[Begin RECORDS SUPPLIED]
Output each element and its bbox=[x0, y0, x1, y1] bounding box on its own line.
[End RECORDS SUPPLIED]
[Begin RECORDS SUPPLIED]
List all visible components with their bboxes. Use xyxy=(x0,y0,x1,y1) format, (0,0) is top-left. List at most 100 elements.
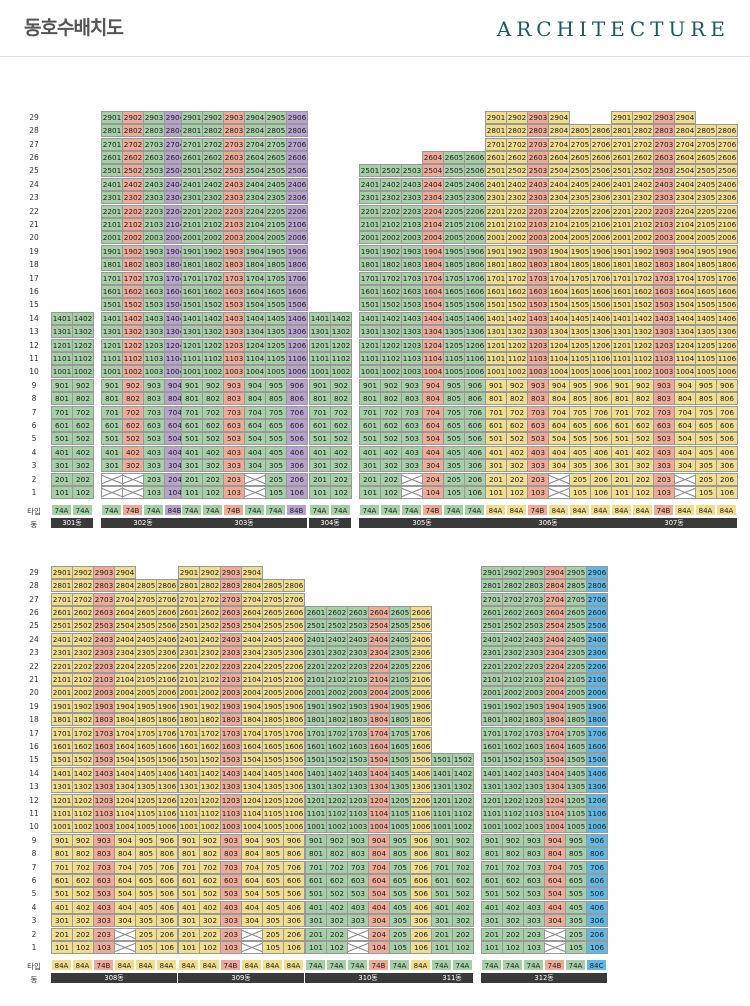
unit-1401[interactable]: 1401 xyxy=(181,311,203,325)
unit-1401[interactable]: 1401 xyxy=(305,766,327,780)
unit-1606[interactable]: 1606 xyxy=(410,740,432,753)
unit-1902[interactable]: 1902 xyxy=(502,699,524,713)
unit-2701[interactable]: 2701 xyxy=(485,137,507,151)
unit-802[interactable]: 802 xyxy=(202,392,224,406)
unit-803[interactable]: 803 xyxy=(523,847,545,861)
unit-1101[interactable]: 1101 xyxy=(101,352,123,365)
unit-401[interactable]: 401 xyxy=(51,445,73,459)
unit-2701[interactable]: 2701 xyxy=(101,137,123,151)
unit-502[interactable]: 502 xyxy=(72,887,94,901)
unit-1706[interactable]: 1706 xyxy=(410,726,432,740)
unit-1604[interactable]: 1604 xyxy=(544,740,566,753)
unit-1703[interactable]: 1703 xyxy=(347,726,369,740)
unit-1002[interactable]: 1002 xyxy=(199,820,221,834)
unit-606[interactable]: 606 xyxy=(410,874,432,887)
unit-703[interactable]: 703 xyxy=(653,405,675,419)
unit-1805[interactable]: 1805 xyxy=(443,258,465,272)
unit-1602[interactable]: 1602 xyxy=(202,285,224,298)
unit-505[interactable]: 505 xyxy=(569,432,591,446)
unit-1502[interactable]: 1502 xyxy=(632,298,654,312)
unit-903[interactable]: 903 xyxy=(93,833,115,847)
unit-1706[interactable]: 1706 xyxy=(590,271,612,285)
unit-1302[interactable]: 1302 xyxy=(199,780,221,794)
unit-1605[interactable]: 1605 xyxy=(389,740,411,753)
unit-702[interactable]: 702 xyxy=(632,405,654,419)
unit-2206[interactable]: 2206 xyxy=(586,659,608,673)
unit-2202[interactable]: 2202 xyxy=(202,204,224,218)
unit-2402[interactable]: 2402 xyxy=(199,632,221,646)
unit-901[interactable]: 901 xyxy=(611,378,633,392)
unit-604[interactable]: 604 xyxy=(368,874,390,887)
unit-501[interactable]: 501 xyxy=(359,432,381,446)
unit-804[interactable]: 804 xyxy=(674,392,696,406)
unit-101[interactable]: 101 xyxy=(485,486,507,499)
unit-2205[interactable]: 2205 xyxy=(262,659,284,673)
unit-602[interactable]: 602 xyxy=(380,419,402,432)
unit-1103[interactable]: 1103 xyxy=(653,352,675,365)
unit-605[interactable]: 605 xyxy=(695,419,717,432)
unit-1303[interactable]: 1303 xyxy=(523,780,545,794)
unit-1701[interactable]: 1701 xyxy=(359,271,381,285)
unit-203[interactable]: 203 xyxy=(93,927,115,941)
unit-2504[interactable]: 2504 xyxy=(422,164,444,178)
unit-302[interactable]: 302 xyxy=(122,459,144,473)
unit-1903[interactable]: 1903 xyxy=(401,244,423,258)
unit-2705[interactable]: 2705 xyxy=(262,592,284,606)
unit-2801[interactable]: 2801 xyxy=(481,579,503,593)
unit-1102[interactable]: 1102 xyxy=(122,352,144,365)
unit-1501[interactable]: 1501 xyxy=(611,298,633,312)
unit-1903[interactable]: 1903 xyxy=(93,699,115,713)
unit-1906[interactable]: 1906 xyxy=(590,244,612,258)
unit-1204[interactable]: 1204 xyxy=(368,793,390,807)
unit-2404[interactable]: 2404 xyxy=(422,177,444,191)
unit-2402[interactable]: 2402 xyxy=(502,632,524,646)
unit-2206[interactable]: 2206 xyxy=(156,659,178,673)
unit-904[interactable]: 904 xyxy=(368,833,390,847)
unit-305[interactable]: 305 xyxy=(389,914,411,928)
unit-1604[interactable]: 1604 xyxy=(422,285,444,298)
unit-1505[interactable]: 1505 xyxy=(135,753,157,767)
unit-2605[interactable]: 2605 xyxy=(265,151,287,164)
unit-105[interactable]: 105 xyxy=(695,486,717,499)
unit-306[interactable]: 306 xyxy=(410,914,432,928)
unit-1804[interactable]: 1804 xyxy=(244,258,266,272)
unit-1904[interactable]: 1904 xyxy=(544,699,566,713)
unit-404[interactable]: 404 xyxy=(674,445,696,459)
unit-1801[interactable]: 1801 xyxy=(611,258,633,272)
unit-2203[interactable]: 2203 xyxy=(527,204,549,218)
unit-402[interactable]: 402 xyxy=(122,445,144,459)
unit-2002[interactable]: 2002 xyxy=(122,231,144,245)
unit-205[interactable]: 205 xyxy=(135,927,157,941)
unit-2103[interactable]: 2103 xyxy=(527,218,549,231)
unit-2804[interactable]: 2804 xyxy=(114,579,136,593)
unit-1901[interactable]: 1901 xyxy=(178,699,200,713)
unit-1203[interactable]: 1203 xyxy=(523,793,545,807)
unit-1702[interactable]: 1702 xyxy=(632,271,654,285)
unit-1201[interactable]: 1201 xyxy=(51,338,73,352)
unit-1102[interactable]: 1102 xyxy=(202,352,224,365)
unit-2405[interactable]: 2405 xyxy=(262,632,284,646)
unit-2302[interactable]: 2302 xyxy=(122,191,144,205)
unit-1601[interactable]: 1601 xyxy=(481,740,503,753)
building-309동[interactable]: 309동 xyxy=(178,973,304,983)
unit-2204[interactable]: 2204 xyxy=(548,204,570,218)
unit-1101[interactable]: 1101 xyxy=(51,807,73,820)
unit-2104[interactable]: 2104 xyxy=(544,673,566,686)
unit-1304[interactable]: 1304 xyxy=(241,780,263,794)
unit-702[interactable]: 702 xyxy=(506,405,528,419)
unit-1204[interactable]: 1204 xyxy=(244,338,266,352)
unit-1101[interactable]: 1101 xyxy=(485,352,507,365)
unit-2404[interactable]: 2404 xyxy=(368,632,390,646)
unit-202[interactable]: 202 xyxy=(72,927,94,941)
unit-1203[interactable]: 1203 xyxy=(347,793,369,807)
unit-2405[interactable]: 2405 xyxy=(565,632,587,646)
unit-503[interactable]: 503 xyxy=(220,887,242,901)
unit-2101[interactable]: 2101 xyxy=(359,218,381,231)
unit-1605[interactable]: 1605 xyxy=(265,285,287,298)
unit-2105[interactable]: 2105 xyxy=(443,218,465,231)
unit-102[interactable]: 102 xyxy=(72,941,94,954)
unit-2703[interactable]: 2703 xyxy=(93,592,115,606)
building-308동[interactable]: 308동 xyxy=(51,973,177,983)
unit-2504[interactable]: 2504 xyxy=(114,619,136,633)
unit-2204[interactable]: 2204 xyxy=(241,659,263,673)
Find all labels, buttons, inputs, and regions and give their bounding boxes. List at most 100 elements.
[End RECORDS SUPPLIED]
SHORT EXERCISE →
Reproduce word for word the part of the records that opens with the line containing "List all visible" and closes with the line containing "unit-802[interactable]: 802 xyxy=(202,392,224,406)", both lines included. Leave the pictures out of your answer.

FINISHED ANSWER →
List all visible components with their bboxes. Use xyxy=(x0,y0,x1,y1) format, (0,0) is top-left. List at most 100 elements.
unit-1401[interactable]: 1401 xyxy=(181,311,203,325)
unit-1401[interactable]: 1401 xyxy=(305,766,327,780)
unit-1606[interactable]: 1606 xyxy=(410,740,432,753)
unit-1902[interactable]: 1902 xyxy=(502,699,524,713)
unit-2701[interactable]: 2701 xyxy=(485,137,507,151)
unit-802[interactable]: 802 xyxy=(202,392,224,406)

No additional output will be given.